One of the least talked about features of Angular 6 is Angular CLI Workspaces. Workspaces or Angular CLI Workspaces give angular developers the ability to have more than one project in one workspace. This brings all your projects under the same workspace. This is not limited to applications but also angular libraries. This gives developers the freedom of breaking down large applications into smaller applications and modules. The modules such as authentication module can then be shared across the applications using those specific modules. This improves the workflow by reducing code repetition using shared libraries that are generated and managed by Angular CLI.

Getting Started

To use Angular CLI Workspaces, you must be running the latest version of Angular, Angular 6. If you are using an earlier version of Angular in your project, please upgrade by following the instructions here.

For a new project, there is nothing special about creating a new one:

ng new application-name

This will look like any other angular project, with all your source code being under src directory. To add another angular project (application or library) to your application, you use the ng generate command. This is the same command you use to generate new components, services, classes etc.

Generating a new application

ng generate application *new-application-name*

Generating a new library

ng generate library *library-name*

NB: You can learn more about ng generate command here. By default, all new applications and libraries are placed under the projects directory in the root of the angular workspace. You can change this by modifying the angular.json file in the root of your workspace, then modify the newProjectRoot to your preferred directory.

Data extracted from a collection
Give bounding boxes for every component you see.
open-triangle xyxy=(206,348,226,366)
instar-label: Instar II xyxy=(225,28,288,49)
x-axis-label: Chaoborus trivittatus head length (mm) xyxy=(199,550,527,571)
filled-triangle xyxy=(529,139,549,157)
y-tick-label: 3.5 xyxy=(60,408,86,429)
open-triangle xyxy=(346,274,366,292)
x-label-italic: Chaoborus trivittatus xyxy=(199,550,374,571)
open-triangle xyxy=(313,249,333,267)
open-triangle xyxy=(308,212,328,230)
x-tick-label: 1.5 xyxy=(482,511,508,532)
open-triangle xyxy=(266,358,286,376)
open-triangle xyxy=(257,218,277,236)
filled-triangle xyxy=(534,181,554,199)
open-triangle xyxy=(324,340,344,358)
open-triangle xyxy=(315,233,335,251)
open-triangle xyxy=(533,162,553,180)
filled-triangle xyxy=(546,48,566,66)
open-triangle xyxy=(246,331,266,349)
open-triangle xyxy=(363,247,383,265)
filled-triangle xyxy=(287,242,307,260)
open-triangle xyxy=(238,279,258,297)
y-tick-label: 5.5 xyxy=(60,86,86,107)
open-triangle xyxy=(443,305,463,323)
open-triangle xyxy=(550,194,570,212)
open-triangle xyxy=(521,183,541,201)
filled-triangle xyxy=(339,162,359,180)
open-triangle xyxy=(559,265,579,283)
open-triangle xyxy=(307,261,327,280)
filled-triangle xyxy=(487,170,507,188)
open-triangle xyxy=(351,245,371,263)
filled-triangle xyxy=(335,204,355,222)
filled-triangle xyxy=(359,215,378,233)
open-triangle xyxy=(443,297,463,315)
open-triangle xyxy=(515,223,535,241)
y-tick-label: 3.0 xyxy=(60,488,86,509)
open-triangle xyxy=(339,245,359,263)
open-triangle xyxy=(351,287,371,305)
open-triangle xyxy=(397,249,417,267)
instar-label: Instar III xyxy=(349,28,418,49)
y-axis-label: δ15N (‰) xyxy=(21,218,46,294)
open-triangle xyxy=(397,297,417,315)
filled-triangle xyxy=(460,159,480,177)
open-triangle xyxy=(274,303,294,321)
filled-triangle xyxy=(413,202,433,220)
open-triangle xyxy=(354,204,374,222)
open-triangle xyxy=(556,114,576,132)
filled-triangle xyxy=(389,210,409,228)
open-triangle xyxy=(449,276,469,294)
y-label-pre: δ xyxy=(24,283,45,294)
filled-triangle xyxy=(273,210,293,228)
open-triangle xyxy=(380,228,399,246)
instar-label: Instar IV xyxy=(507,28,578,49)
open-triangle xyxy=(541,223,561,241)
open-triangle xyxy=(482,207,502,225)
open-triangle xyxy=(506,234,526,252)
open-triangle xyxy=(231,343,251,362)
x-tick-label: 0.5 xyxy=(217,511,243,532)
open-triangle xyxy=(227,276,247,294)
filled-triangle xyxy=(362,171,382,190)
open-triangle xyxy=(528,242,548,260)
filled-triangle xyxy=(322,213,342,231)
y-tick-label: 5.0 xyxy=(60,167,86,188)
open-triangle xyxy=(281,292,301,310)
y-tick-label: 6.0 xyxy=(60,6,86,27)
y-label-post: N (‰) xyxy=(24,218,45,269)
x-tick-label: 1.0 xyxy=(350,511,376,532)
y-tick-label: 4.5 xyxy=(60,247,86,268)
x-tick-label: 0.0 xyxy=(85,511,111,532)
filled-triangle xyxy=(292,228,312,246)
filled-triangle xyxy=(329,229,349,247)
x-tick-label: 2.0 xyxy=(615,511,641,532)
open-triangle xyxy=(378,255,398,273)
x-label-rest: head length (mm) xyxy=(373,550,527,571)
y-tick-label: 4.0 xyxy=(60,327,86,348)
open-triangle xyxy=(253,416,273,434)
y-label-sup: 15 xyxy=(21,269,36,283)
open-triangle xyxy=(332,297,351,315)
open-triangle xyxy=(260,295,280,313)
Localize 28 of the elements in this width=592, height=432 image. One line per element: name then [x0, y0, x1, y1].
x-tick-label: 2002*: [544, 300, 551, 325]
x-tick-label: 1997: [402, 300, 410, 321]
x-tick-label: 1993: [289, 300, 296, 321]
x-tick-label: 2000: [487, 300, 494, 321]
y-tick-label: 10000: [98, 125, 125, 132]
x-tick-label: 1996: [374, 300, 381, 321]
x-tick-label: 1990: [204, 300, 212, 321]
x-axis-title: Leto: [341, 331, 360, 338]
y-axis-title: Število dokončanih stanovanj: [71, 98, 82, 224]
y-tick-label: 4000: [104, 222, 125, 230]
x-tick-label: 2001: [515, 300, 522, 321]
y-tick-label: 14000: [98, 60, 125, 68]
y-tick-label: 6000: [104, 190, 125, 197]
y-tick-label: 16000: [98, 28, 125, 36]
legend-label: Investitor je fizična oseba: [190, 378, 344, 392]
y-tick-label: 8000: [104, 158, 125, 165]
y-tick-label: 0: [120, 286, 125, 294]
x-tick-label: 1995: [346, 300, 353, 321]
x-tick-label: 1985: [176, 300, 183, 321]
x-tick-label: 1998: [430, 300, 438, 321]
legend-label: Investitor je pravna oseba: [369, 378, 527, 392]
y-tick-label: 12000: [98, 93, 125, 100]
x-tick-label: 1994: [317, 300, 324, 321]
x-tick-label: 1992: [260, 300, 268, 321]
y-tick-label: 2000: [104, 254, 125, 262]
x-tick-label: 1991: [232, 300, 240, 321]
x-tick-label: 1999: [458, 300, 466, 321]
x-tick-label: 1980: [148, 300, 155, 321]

> [Task requirements]
a – Reproduce word for word the part of the Angular CLI Workspaces article starting at "To use Angular" and ending at "the instructions here.".
b – Condense the Angular CLI Workspaces article's paragraph beginning "One of the least talked about features" into a short bulleted list that keeps its main facts.
The listing comes from a different source than the Angular CLI Workspaces article.

> [Expected results]
a –
To use Angular CLI Workspaces, you must be running the latest version of Angular, Angular 6. If you are using an earlier version of Angular in your project, please upgrade by following the instructions here.

b –
- Angular CLI Workspaces, a little-discussed Angular 6 feature, let developers keep more than one project in a single workspace.
- This covers both applications and Angular libraries.
- Large applications can be broken down into smaller applications and modules.
- Modules such as an authentication module can be shared across the applications that use them.
- Shared libraries generated and managed by Angular CLI reduce code repetition and improve the workflow.